(Saved data entries)
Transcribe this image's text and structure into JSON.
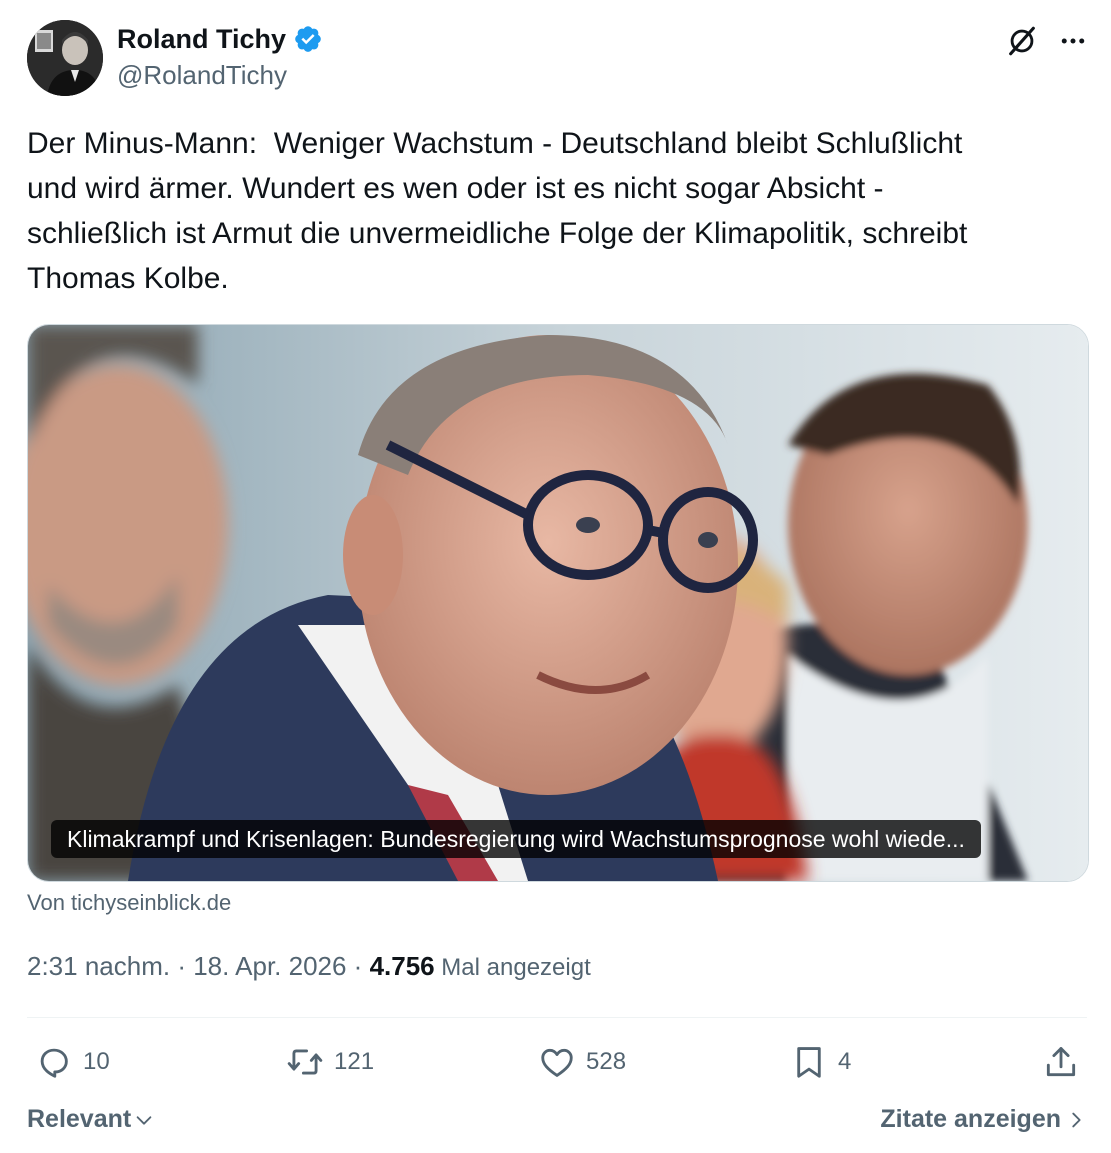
{
  "author": {
    "name": "Roland Tichy",
    "handle": "@RolandTichy",
    "verified_color": "#1d9bf0"
  },
  "tweet": {
    "text": "Der Minus-Mann:  Weniger Wachstum - Deutschland bleibt Schlußlicht\nund wird ärmer. Wundert es wen oder ist es nicht sogar Absicht -\nschließlich ist Armut die unvermeidliche Folge der Klimapolitik, schreibt\nThomas Kolbe."
  },
  "card": {
    "title": "Klimakrampf und Krisenlagen: Bundesregierung wird Wachstumsprognose wohl wiede...",
    "source": "Von tichyseinblick.de"
  },
  "meta": {
    "time": "2:31 nachm.",
    "separator": " · ",
    "date": "18. Apr. 2026",
    "views_count": "4.756",
    "views_label": " Mal angezeigt"
  },
  "actions": {
    "replies": "10",
    "reposts": "121",
    "likes": "528",
    "bookmarks": "4"
  },
  "footer": {
    "sort_label": "Relevant",
    "quotes_label": "Zitate anzeigen"
  },
  "icons": {
    "grok": "grok-icon",
    "more": "more-icon",
    "reply": "reply-icon",
    "repost": "repost-icon",
    "like": "heart-icon",
    "bookmark": "bookmark-icon",
    "share": "share-icon"
  },
  "colors": {
    "text": "#0f1419",
    "secondary": "#536471",
    "accent": "#1d9bf0",
    "border": "#cfd9de"
  }
}
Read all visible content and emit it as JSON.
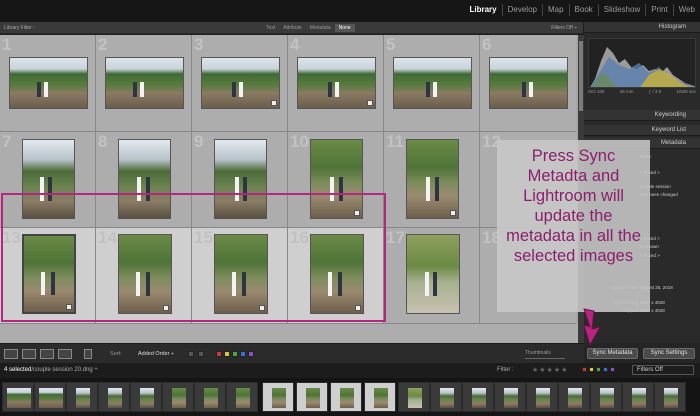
{
  "modules": [
    "Library",
    "Develop",
    "Map",
    "Book",
    "Slideshow",
    "Print",
    "Web"
  ],
  "active_module": "Library",
  "library_filter": {
    "label": "Library Filter :",
    "tabs": [
      "Text",
      "Attribute",
      "Metadata",
      "None"
    ],
    "active_tab": "None",
    "filters_off": "Filters Off ÷"
  },
  "grid": {
    "cell_numbers": [
      "1",
      "2",
      "3",
      "4",
      "5",
      "6",
      "7",
      "8",
      "9",
      "10",
      "11",
      "12",
      "13",
      "14",
      "15",
      "16",
      "17",
      "18"
    ]
  },
  "right_panel": {
    "histogram_label": "Histogram",
    "histogram_info": [
      "ISO 100",
      "26 mm",
      "ƒ / 3.0",
      "1/500 sec"
    ],
    "keywording_label": "Keywording",
    "keyword_list_label": "Keyword List",
    "metadata_label": "Metadata",
    "meta_values": {
      "preset": "None",
      "mixed1": "< mixed >",
      "title_val": "Couple session",
      "status": "Has been changed",
      "mixed2": "< mixed >",
      "unknown": "Unknown",
      "mixed3": "< mixed >"
    },
    "capture_date": {
      "key": "Capture Date",
      "value": "August 25, 2018"
    },
    "dimensions": {
      "key": "Dimensions",
      "value": "3264 x 4928"
    },
    "cropped": {
      "key": "Cropped",
      "value": "3264 x 4928"
    }
  },
  "annotation": {
    "text": "Press Sync Metadta and Lightroom will update the metadata in all the selected images",
    "color": "#8b1f6b"
  },
  "toolbar": {
    "sort_label": "Sort:",
    "sort_value": "Added Order ÷",
    "thumbnails_label": "Thumbnails",
    "sync_metadata": "Sync Metadata",
    "sync_settings": "Sync Settings",
    "color_labels": [
      "#c83a3a",
      "#d9c43a",
      "#4fa34f",
      "#3a6fd0",
      "#8a4fc0"
    ]
  },
  "filmstrip": {
    "selection_info": "4 selected",
    "file_info": "/couple session 20.dng ÷",
    "filter_label": "Filter :",
    "filters_off": "Filters Off"
  }
}
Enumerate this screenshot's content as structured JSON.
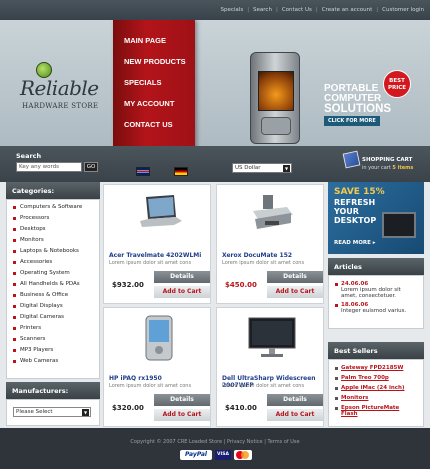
{
  "top_links": [
    "Specials",
    "Search",
    "Contact Us",
    "Create an account",
    "Customer login"
  ],
  "logo": {
    "title": "Reliable",
    "subtitle": "HARDWARE STORE"
  },
  "main_menu": [
    "MAIN PAGE",
    "NEW PRODUCTS",
    "SPECIALS",
    "MY ACCOUNT",
    "CONTACT US"
  ],
  "promo": {
    "line1": "PORTABLE",
    "line2": "COMPUTER",
    "line3": "SOLUTIONS",
    "click": "CLICK FOR MORE",
    "badge": "BEST PRICE"
  },
  "search": {
    "label": "Search",
    "value": "Key any words",
    "go": "GO"
  },
  "currency": {
    "selected": "US Dollar"
  },
  "cart": {
    "title": "SHOPPING CART",
    "items_text": "in your cart",
    "items_count": "5 items"
  },
  "categories": {
    "title": "Categories:",
    "items": [
      "Computers & Software",
      "Processors",
      "Desktops",
      "Monitors",
      "Laptops & Notebooks",
      "Accessories",
      "Operating System",
      "All Handhelds & PDAs",
      "Business & Office",
      "Digital Displays",
      "Digital Cameras",
      "Printers",
      "Scanners",
      "MP3 Players",
      "Web Cameras"
    ]
  },
  "manufacturers": {
    "title": "Manufacturers:",
    "selected": "Please Select"
  },
  "products": [
    {
      "name": "Acer Travelmate 4202WLMi",
      "desc": "Lorem ipsum dolor sit amet cons",
      "price": "$932.00",
      "details": "Details",
      "add": "Add to Cart"
    },
    {
      "name": "Xerox DocuMate 152",
      "desc": "Lorem ipsum dolor sit amet cons",
      "price": "$450.00",
      "details": "Details",
      "add": "Add to Cart"
    },
    {
      "name": "HP iPAQ rx1950",
      "desc": "Lorem ipsum dolor sit amet cons",
      "price": "$320.00",
      "details": "Details",
      "add": "Add to Cart"
    },
    {
      "name": "Dell UltraSharp Widescreen 2007WFP",
      "desc": "Lorem ipsum dolor sit amet cons",
      "price": "$410.00",
      "details": "Details",
      "add": "Add to Cart"
    }
  ],
  "ad": {
    "line1": "SAVE 15%",
    "line2": "REFRESH",
    "line3": "YOUR",
    "line4": "DESKTOP",
    "more": "READ MORE ▸"
  },
  "articles": {
    "title": "Articles",
    "items": [
      {
        "date": "24.06.06",
        "text": "Lorem ipsum dolor sit amet, consectetuer."
      },
      {
        "date": "18.06.06",
        "text": "Integer euismod varius."
      }
    ]
  },
  "best_sellers": {
    "title": "Best Sellers",
    "items": [
      "Gateway FPD2185W",
      "Palm Treo 700p",
      "Apple iMac (24 inch)",
      "Monitors",
      "Epson PictureMate Flash"
    ]
  },
  "footer": {
    "copyright": "Copyright © 2007 CRE Loaded Store",
    "privacy": "Privacy Notice",
    "terms": "Terms of Use",
    "paypal": "PayPal",
    "visa": "VISA"
  },
  "colors": {
    "accent": "#b8141a",
    "link": "#1f3d8a",
    "dark": "#2e3439"
  }
}
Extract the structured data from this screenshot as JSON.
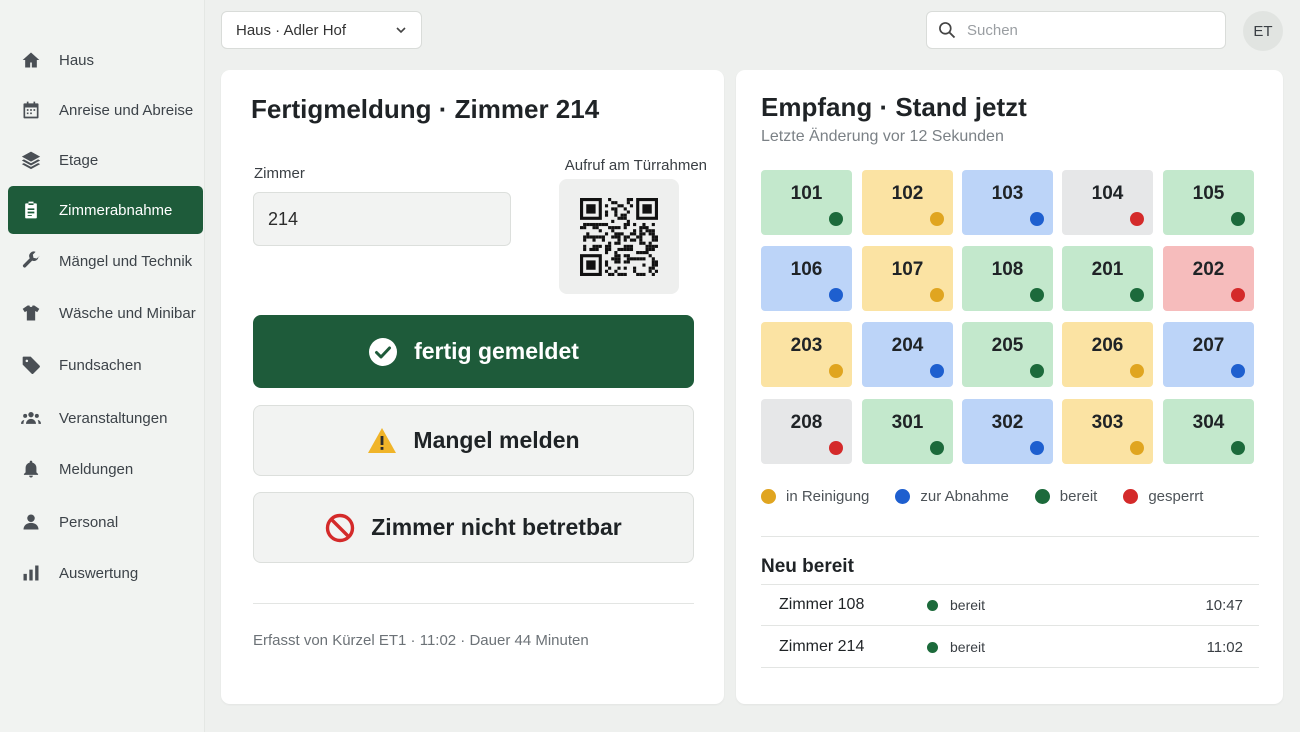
{
  "sidebar": {
    "items": [
      {
        "label": "Haus",
        "icon": "home-icon"
      },
      {
        "label": "Anreise und Abreise",
        "icon": "calendar-icon"
      },
      {
        "label": "Etage",
        "icon": "layers-icon"
      },
      {
        "label": "Zimmerabnahme",
        "icon": "clipboard-icon",
        "active": true
      },
      {
        "label": "Mängel und Technik",
        "icon": "wrench-icon"
      },
      {
        "label": "Wäsche und Minibar",
        "icon": "shirt-icon"
      },
      {
        "label": "Fundsachen",
        "icon": "tag-icon"
      },
      {
        "label": "Veranstaltungen",
        "icon": "people-icon"
      },
      {
        "label": "Meldungen",
        "icon": "bell-icon"
      },
      {
        "label": "Personal",
        "icon": "person-icon"
      },
      {
        "label": "Auswertung",
        "icon": "bar-chart-icon"
      }
    ]
  },
  "header": {
    "house_selector": "Haus · Adler Hof",
    "search_placeholder": "Suchen",
    "avatar_initials": "ET"
  },
  "report": {
    "title": "Fertigmeldung · Zimmer 214",
    "room_label": "Zimmer",
    "room_value": "214",
    "qr_label": "Aufruf am Türrahmen",
    "done_button": "fertig gemeldet",
    "defect_button": "Mangel melden",
    "blocked_button": "Zimmer nicht betretbar",
    "footer": "Erfasst von Kürzel ET1 · 11:02 · Dauer 44 Minuten"
  },
  "reception": {
    "title": "Empfang · Stand jetzt",
    "subtitle": "Letzte Änderung vor 12 Sekunden",
    "status_colors": {
      "cleaning": {
        "bg": "#fbe3a3",
        "dot": "#e0a520"
      },
      "inspection": {
        "bg": "#bcd4f8",
        "dot": "#1e5fcf"
      },
      "ready": {
        "bg": "#c3e8cc",
        "dot": "#1c6a3b"
      },
      "blocked_gray": {
        "bg": "#e6e7e8",
        "dot": "#d42a2a"
      },
      "blocked_red": {
        "bg": "#f6bcbc",
        "dot": "#d42a2a"
      }
    },
    "rooms": [
      {
        "number": "101",
        "status": "ready"
      },
      {
        "number": "102",
        "status": "cleaning"
      },
      {
        "number": "103",
        "status": "inspection"
      },
      {
        "number": "104",
        "status": "blocked_gray"
      },
      {
        "number": "105",
        "status": "ready"
      },
      {
        "number": "106",
        "status": "inspection"
      },
      {
        "number": "107",
        "status": "cleaning"
      },
      {
        "number": "108",
        "status": "ready"
      },
      {
        "number": "201",
        "status": "ready"
      },
      {
        "number": "202",
        "status": "blocked_red"
      },
      {
        "number": "203",
        "status": "cleaning"
      },
      {
        "number": "204",
        "status": "inspection"
      },
      {
        "number": "205",
        "status": "ready"
      },
      {
        "number": "206",
        "status": "cleaning"
      },
      {
        "number": "207",
        "status": "inspection"
      },
      {
        "number": "208",
        "status": "blocked_gray"
      },
      {
        "number": "301",
        "status": "ready"
      },
      {
        "number": "302",
        "status": "inspection"
      },
      {
        "number": "303",
        "status": "cleaning"
      },
      {
        "number": "304",
        "status": "ready"
      }
    ],
    "legend": [
      {
        "label": "in Reinigung",
        "color": "#e0a520"
      },
      {
        "label": "zur Abnahme",
        "color": "#1e5fcf"
      },
      {
        "label": "bereit",
        "color": "#1c6a3b"
      },
      {
        "label": "gesperrt",
        "color": "#d42a2a"
      }
    ],
    "new_ready": {
      "title": "Neu bereit",
      "rows": [
        {
          "room": "Zimmer 108",
          "status": "bereit",
          "time": "10:47"
        },
        {
          "room": "Zimmer 214",
          "status": "bereit",
          "time": "11:02"
        }
      ]
    }
  }
}
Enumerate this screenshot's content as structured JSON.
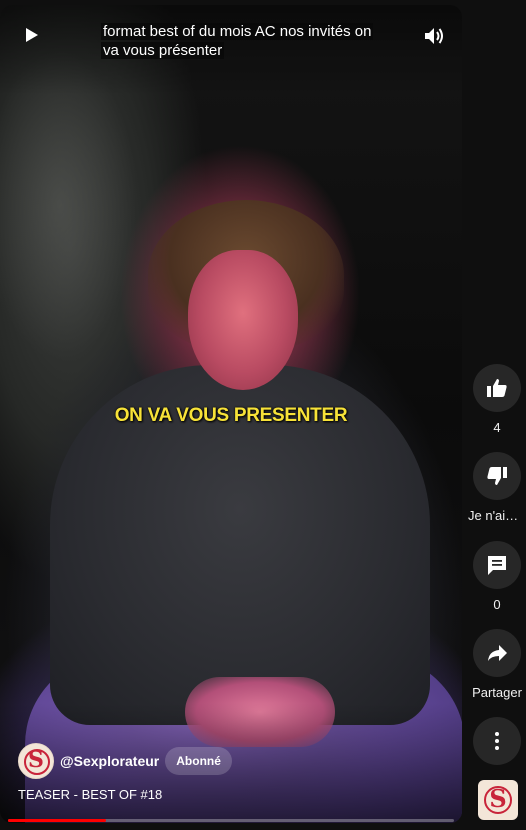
{
  "player": {
    "caption_line1": "format best of du mois AC nos invités on",
    "caption_line2": "va vous présenter",
    "subtitle": "ON VA VOUS PRESENTER",
    "icons": {
      "play": "play-icon",
      "volume": "volume-icon"
    },
    "progress_fraction": 0.22
  },
  "channel": {
    "handle": "@Sexplorateur",
    "subscribe_label": "Abonné",
    "avatar_letter": "S"
  },
  "video": {
    "title": "TEASER - BEST OF #18"
  },
  "actions": {
    "like_count": "4",
    "dislike_label": "Je n'aim…",
    "comment_count": "0",
    "share_label": "Partager"
  },
  "colors": {
    "accent": "#ff0000",
    "subtitle": "#f7e238",
    "brand": "#c8243a",
    "button_bg": "#272727"
  }
}
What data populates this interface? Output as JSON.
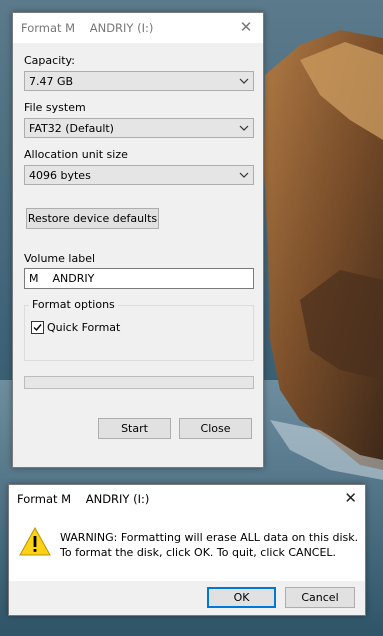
{
  "format_dialog": {
    "title": "Format M    ANDRIY (I:)",
    "capacity_label": "Capacity:",
    "capacity_value": "7.47 GB",
    "filesystem_label": "File system",
    "filesystem_value": "FAT32 (Default)",
    "allocation_label": "Allocation unit size",
    "allocation_value": "4096 bytes",
    "restore_button": "Restore device defaults",
    "volume_label": "Volume label",
    "volume_value": "M    ANDRIY",
    "format_options_label": "Format options",
    "quick_format_label": "Quick Format",
    "quick_format_checked": true,
    "progress": 0,
    "start_button": "Start",
    "close_button": "Close"
  },
  "warning_dialog": {
    "title": "Format M    ANDRIY (I:)",
    "message_line1": "WARNING: Formatting will erase ALL data on this disk.",
    "message_line2": "To format the disk, click OK. To quit, click CANCEL.",
    "ok_button": "OK",
    "cancel_button": "Cancel",
    "icon": "warning-icon"
  }
}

● Written task
Show all lines from the listing above in which "nicht" appears.

● The output
    "text": "Der Minus-Mann:  Weniger Wachstum - Deutschland bleibt Schlußlicht\nund wird ärmer. Wundert es wen oder ist es nicht sogar Absicht -\nschließlich ist Armut die unvermeidliche Folge der Klimapolitik, schreibt\nThomas Kolbe."
    "blocked_button": "Zimmer nicht betretbar",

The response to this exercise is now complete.